DOCUMENT PASSAGE

<<<<

It's a lot like your own financial accounting. What matters are the inputs to your accounts and outputs from them. Transfers between your own accounts do not change your wealth.

"But let’s not forget that the entire planet is literally powered by the sun. Incoming solar energy drives the Earth’s weather systems, winds and ocean currents. [...] This uses a lot of solar power, so it’s hardly surprising that there’s a mismatch between incoming and outgoing energy."

In the sense you mean, it doesn't use any power. Energy is conserved. All the energy that drives the convection cycles is turned into heat by friction and turbulence. All the energy converted to useful work by a heat engine goes the same way. What 'makes things go' is the way the heat/energy is distributed - the differences in temperature - not the energy itself. That's a subtly different concept called 'entropy'. It's the entropy that gets 'used up' by heat engines and weather; the energy just moves around without increasing or decreasing.

Whether there is a mismatch depends on whether you're talking about the sea/ground surface, or the Earth as a whole. The ground only gets enough incoming sunlight to warm it to about -20 C. At this temperature, it would be radiating exactly as much as it was getting and would be in equilibrium. Since the surface is a lot warmer than that, it's radiating more energy than the sunlight provides directly, and unless it was getting some more from somewhere else, would cool to - 20 C. If the atmosphere was transparent, then all this energy would escape the planet, and the planet as a whole would be losing energy, and hence cooling. That doesn't happen, because the radiation from the surface does not escape directly to outer space, because the atmosphere is partly opaque.

The same thing happens whenever you cover the ground with something opaque. The sunlight is blocked from the inside of your house, so like the ground, the walls and floor of your house are receiving far less energy from direct sunlight than it is emitting, far less than even the ground outside. The roof of your house would only cool to -20 C but the inside of your house ought to be like an Antarctic winter!

The reason your house doesn't freeze when you block the sun out is that although all the internal walls are radiating, that radiation only crosses the room and gets absorbed by the opposite wall. If both walls are at the same temperature, the same amount of radiation is emitted both ways, and both walls absorb exactly as much as they emit, giving no net change. You can't just count the radiation from the sun - you also have to include the radiation from everything else, or of course things won't balance. Sometimes, if everything is at the same temperature you can cancel the radiation emitted against the radiation received and ignore it. The radiation emitted by the material inside a solid body is like this. Because any radiation emitted is balanced by an equal amount of radiation coming back, you can ignore it, and assume that bodies only emit radiation from their outer surfaces. But that's not how things actually work, and if you're going to question fundamentals like this then you need to understand how it really works.

So, the ground is in energy balance because it not only gets energy from the sun, but also emitted back from the sky like the floor of your house absorbs energy from the ceiling, as well as being transported horizontally by convection. And the Earth as a whole is in energy balance because the 'visible' surface of the planet that emits thermally to space is high up in the atmosphere and a lot colder (about -20 C on average), and so emits to outer space only as much as the Earth absorbs. Most of the outgoing radiation from the hot surface has to be blocked - outer space only sees the cold top to the atmosphere radiating.

>>>>

EXCERPTED DATA
<<<<

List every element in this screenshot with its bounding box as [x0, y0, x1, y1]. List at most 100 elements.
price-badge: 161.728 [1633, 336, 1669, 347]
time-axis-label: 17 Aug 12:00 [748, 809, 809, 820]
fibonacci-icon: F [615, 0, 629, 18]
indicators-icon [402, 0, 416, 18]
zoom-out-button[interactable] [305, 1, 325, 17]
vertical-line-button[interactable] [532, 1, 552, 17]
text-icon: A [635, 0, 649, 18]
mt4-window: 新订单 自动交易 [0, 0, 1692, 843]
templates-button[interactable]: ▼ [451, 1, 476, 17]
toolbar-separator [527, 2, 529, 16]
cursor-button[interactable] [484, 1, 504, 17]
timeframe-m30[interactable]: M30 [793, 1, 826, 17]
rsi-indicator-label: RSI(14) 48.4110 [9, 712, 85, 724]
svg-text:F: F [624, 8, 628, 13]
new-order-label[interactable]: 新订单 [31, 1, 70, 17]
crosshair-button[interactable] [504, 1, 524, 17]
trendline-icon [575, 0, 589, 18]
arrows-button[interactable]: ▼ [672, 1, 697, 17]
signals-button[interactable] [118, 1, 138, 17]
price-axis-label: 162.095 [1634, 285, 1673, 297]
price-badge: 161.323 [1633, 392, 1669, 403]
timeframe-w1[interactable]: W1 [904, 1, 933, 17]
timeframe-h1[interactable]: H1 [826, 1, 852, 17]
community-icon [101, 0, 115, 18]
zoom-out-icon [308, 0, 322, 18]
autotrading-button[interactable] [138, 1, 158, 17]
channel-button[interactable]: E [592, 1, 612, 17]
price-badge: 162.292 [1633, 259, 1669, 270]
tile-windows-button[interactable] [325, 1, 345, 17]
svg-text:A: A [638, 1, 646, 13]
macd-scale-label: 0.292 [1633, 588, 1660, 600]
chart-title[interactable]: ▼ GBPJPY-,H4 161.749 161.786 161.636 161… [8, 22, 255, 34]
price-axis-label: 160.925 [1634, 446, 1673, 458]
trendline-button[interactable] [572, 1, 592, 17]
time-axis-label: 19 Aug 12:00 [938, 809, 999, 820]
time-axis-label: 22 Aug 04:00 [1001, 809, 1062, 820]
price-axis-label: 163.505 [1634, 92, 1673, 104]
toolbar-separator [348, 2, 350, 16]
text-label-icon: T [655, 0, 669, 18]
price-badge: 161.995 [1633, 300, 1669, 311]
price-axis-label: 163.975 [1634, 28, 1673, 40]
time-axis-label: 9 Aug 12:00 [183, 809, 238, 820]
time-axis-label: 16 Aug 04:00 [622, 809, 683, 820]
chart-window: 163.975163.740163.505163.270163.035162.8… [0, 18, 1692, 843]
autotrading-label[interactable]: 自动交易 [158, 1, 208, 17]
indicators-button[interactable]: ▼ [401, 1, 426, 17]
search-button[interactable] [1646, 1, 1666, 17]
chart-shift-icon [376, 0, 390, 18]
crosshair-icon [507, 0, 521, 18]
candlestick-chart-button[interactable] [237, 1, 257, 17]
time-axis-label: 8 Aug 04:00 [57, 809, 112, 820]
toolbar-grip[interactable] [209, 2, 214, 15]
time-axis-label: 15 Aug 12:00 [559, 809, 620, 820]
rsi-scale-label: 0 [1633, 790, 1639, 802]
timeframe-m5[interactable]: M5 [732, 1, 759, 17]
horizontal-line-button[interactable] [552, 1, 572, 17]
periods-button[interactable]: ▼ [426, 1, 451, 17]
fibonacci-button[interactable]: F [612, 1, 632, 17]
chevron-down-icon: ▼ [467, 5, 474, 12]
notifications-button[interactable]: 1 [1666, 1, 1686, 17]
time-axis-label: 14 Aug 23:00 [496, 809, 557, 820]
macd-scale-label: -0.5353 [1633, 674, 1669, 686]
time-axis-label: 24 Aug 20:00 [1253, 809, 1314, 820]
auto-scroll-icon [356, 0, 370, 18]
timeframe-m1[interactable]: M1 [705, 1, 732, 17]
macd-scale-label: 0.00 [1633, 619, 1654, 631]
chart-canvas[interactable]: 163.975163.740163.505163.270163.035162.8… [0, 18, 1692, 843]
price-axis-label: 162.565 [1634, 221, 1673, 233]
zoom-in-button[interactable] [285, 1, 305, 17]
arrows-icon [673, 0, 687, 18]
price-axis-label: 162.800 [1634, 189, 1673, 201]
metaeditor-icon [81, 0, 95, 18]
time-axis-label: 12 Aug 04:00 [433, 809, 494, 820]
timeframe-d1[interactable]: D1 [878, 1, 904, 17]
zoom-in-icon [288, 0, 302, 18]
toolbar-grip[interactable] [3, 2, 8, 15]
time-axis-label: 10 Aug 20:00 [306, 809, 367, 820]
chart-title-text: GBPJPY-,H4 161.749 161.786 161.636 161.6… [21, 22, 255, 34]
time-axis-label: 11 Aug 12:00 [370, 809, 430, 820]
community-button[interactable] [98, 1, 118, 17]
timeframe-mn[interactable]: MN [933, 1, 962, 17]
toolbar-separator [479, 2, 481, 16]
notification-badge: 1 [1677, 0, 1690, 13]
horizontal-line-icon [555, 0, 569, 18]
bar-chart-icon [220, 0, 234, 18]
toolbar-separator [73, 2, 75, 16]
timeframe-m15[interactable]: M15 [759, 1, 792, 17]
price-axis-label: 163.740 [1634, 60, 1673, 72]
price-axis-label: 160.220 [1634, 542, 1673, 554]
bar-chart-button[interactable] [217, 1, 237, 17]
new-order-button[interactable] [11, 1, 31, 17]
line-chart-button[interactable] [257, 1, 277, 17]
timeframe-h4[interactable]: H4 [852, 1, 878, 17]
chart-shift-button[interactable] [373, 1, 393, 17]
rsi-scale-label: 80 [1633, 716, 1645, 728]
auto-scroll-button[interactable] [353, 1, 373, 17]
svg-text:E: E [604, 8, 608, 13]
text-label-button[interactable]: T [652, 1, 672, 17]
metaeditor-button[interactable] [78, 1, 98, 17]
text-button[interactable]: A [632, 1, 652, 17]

>>>>

TASK REQUIREMENTS
(1) According to the passage on Earth's energy balance, what temperature could incoming sunlight alone warm the ground to?
(2) Continue the passage on Earth's energy balance from its last sentence.
The records are separate from the passage on Earth's energy balance.

THE ANSWERS
(1) About -20 C.

(2)
The reason that Venus, Earth, and Mars have very different surface temperatures is that the distance between that cold top radiating to space and the surface is very different. Venus has thick opaque clouds 80 km above the surface. Earth has water vapour and other trace gases in the troposphere ranging 0-10 km and averaging about 5 km up. Mars has a very thin, pure CO2 atmosphere that emits to space from less than 1 km up. It's not the amount of GHGs that matters, but the altitude of the opaque cover. More GHGs raises the altitude, which warms the surface up. Unless you're proposing that you can somehow add GHGs without the average altitude of emission to space increasing (or somehow reduce the lapse rate, or reduce the incoming sunlight to compensate), some degree of warming is inevitable.

The scientific argument is about the feedbacks, not the greenhouse effect itself.

"however I would be more impressed if you explained why the planet is not warming and how CO2 is involved if that is OK?"

Obviously, the planet is not warming because CO2 is not the only thing affecting the temperature.

It's a bit like the weather. Everybody tells me that summer is warmer than winter because the sun is higher in the sky. At this time of year, the sun is climbing, so it ought to be getting warmer. But today was colder than it was two days ago!

Has the cycle of the seasons stopped? Do you think it would be reasonable for anyone to make that claim on the basis of three days weather? Of course you wouldn't. So why would you expect me to have any problem with 'the pause'?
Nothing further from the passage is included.